[Stated problem]:
Pick out each line below containing "Component".
* Begin Working data *
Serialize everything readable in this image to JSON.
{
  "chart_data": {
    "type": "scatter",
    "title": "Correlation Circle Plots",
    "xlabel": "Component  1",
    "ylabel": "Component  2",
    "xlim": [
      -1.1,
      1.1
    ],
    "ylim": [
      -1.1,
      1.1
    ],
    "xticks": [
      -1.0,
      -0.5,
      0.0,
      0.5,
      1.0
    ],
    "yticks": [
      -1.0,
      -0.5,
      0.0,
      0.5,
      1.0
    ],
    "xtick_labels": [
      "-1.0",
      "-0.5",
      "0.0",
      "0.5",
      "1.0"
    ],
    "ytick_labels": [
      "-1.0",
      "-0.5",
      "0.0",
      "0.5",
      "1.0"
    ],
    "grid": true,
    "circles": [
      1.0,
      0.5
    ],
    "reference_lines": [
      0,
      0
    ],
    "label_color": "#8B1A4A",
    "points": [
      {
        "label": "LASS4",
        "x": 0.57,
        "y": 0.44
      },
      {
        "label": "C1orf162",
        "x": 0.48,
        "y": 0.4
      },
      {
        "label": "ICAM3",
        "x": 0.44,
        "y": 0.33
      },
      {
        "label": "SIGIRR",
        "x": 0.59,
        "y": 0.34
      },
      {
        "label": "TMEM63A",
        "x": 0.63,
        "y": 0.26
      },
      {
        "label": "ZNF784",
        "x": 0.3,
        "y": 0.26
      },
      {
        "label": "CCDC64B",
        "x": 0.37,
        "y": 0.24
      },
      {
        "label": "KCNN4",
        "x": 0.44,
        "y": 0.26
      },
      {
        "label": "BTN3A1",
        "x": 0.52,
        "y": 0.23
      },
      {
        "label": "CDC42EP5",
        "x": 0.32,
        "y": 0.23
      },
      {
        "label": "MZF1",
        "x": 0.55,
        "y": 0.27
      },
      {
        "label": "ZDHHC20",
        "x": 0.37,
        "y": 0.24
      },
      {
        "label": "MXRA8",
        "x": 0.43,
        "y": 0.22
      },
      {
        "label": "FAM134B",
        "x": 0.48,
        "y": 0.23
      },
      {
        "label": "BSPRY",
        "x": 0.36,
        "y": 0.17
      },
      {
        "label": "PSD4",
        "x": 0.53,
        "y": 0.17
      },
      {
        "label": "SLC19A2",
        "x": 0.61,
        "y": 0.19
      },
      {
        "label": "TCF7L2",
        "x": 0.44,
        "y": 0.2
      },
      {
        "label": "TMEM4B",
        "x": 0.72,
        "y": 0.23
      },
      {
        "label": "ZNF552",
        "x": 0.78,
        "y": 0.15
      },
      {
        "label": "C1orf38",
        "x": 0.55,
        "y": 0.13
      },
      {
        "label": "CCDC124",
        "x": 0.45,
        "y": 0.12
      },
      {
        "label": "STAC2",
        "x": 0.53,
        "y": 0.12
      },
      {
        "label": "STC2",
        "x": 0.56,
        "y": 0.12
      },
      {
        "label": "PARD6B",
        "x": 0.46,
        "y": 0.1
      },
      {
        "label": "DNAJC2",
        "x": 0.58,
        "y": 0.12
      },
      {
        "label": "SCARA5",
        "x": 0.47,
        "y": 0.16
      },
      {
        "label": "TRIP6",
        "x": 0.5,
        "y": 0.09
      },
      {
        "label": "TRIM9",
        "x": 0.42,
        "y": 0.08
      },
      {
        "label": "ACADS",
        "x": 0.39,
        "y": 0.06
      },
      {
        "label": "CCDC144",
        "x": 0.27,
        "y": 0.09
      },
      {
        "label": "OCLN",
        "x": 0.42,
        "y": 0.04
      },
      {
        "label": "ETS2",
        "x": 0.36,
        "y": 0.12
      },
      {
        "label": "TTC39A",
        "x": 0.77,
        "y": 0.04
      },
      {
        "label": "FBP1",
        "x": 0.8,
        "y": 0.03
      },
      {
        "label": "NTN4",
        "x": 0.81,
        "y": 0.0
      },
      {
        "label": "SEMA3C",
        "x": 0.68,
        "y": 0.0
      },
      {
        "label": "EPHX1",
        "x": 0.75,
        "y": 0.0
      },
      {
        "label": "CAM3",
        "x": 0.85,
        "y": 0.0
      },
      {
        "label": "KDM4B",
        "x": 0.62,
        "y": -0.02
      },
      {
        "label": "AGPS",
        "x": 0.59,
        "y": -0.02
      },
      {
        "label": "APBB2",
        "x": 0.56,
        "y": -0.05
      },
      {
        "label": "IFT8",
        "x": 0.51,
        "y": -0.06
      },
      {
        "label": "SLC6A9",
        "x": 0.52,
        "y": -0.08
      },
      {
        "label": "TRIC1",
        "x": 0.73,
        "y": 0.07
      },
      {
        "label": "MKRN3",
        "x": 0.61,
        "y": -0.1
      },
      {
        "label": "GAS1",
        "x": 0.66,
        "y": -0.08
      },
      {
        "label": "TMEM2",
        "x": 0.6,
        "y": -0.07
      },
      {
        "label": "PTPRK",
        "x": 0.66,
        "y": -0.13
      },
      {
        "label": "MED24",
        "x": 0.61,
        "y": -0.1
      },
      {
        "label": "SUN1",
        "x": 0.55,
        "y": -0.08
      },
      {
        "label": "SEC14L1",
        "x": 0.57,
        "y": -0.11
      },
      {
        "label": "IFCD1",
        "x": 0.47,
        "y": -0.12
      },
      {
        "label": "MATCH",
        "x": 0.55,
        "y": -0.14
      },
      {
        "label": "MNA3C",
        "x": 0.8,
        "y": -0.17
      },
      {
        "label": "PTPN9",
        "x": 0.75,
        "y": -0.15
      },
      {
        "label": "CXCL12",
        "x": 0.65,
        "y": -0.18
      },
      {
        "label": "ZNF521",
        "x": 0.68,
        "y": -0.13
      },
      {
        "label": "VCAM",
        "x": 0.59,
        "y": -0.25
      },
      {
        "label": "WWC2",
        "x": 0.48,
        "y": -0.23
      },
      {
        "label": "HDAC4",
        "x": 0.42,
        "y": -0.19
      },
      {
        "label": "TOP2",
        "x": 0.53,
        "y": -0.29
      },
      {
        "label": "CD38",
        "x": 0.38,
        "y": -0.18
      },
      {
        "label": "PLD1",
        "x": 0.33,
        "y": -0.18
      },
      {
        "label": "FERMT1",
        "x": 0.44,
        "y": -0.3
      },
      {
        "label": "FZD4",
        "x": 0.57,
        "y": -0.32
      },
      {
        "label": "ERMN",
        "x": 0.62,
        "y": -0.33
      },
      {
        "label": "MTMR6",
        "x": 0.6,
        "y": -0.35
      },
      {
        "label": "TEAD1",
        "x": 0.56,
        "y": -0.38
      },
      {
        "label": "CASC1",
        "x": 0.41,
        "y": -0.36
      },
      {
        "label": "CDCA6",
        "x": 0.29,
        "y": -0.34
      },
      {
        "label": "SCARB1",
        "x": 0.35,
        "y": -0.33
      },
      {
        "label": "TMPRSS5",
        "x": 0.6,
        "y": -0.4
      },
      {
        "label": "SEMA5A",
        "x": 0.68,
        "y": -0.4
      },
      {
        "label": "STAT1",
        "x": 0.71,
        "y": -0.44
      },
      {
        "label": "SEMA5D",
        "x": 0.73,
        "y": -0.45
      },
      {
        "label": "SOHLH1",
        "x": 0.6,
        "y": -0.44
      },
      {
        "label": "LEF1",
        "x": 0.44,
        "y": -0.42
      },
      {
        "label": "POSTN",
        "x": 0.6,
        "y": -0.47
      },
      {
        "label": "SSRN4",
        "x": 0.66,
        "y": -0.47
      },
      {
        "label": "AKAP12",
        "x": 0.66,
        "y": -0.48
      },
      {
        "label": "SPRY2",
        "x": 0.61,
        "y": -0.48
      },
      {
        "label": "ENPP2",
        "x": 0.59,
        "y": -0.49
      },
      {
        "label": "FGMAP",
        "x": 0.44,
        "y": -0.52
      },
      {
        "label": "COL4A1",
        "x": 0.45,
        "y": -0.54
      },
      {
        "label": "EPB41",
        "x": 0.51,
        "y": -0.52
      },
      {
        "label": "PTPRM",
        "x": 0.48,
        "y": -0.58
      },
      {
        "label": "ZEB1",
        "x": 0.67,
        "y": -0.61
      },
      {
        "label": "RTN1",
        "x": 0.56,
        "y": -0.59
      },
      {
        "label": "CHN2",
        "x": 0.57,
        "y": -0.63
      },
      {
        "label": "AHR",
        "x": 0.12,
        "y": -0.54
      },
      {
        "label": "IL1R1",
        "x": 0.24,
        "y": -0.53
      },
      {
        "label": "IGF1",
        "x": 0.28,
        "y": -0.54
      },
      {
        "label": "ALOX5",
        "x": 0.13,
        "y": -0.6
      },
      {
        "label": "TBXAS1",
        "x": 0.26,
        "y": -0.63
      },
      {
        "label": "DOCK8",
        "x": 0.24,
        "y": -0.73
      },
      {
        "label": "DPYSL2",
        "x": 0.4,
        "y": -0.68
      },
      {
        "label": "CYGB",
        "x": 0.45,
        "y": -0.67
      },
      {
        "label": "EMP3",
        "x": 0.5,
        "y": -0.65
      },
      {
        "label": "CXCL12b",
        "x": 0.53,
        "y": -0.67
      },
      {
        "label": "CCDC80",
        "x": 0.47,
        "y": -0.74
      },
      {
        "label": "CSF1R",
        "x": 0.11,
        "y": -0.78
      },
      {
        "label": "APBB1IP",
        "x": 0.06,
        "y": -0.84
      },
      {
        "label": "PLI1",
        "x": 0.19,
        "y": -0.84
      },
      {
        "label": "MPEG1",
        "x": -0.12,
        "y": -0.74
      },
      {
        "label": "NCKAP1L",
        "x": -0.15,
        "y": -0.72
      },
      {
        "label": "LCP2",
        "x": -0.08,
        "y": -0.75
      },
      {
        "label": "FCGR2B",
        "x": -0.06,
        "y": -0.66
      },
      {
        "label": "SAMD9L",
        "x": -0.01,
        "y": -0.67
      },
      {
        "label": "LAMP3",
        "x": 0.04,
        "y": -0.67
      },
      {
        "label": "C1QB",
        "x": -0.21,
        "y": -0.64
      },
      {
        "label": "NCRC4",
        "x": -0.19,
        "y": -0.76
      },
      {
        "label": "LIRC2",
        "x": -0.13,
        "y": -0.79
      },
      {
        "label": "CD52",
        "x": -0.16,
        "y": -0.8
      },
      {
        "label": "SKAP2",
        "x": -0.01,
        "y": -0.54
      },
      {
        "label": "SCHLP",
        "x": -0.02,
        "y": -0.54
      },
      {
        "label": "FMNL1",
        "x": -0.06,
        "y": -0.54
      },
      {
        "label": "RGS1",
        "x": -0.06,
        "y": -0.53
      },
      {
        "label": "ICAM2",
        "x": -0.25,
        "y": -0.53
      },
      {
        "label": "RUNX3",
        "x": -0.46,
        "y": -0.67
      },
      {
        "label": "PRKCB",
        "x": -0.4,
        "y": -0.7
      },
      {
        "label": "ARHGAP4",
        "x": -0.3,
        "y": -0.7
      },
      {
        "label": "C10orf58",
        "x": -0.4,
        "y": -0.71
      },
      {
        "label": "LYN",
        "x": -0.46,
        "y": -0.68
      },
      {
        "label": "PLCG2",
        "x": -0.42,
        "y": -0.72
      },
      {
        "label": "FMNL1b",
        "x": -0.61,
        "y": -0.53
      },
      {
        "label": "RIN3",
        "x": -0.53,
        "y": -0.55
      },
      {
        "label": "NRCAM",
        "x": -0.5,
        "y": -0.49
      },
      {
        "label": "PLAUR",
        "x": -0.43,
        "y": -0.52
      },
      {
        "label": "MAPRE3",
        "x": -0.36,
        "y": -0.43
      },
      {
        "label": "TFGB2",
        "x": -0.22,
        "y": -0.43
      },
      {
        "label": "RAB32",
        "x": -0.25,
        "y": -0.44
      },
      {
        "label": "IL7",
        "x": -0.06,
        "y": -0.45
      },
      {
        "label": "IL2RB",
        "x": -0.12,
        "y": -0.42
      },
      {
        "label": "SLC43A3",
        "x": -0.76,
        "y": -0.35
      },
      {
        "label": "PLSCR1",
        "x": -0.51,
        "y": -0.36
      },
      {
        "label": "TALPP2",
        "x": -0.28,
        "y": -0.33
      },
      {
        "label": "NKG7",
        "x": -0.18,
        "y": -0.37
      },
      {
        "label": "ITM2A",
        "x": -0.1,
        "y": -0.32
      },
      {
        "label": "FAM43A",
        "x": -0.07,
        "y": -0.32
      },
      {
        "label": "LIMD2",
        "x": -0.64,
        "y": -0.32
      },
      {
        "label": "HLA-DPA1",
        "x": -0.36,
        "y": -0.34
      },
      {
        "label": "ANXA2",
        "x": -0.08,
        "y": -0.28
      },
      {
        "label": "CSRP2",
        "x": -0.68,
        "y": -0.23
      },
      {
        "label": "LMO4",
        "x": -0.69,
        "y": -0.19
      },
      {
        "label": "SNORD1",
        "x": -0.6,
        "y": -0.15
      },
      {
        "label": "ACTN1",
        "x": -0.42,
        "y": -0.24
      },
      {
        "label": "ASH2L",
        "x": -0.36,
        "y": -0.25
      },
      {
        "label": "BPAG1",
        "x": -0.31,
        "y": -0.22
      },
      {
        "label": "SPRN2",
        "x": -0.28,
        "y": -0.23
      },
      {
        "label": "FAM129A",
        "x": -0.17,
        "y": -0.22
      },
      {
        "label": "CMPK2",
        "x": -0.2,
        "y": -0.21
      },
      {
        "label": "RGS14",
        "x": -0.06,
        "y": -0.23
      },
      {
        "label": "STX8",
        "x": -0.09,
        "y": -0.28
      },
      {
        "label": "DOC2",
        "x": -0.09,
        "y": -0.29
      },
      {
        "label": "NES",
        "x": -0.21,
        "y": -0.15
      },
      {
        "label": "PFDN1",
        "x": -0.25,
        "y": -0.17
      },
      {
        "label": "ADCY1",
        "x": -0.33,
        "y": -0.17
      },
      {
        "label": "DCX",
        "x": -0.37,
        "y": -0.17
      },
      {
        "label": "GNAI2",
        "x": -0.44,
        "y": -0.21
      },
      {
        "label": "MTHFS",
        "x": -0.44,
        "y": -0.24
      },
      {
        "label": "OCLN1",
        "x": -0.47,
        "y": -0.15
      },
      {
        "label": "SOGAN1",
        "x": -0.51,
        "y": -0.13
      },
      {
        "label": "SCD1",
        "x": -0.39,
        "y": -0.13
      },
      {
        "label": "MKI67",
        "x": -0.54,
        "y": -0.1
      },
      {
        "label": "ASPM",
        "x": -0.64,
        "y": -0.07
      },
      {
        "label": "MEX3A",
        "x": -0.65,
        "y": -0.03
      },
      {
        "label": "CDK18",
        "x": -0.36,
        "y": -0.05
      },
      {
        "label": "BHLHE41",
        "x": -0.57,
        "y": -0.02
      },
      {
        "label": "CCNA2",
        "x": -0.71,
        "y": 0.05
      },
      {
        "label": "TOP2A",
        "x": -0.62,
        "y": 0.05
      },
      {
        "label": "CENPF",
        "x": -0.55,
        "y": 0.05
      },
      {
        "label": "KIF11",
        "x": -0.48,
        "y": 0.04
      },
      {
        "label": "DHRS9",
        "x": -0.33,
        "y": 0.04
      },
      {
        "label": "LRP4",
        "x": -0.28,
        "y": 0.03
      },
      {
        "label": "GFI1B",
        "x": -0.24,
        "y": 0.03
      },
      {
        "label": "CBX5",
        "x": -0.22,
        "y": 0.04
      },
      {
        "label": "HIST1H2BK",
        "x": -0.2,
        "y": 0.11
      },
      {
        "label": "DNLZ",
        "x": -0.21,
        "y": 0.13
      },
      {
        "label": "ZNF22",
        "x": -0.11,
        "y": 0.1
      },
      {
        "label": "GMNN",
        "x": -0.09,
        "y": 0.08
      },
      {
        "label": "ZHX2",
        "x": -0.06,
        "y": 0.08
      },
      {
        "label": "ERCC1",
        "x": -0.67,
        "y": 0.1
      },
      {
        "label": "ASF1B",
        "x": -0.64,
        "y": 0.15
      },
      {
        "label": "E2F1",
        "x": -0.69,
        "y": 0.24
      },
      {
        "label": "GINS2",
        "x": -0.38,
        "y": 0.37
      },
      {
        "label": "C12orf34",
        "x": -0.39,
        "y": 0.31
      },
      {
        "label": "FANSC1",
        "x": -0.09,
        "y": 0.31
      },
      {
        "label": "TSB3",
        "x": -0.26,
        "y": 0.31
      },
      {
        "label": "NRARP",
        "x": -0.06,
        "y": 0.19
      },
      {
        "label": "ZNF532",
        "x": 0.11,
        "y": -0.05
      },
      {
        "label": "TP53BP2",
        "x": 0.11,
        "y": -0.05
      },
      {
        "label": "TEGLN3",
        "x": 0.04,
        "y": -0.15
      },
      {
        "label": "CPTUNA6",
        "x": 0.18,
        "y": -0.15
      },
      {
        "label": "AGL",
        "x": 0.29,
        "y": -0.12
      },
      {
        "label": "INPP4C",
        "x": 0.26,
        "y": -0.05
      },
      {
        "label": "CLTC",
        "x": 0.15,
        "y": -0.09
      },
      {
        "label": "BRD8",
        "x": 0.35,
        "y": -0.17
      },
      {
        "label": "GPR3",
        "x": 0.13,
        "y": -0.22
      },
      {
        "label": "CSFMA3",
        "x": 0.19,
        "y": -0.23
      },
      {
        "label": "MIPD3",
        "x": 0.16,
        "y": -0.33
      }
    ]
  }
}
* End Working data *
[Task answer]:
    "xlabel": "Component  1",
    "ylabel": "Component  2",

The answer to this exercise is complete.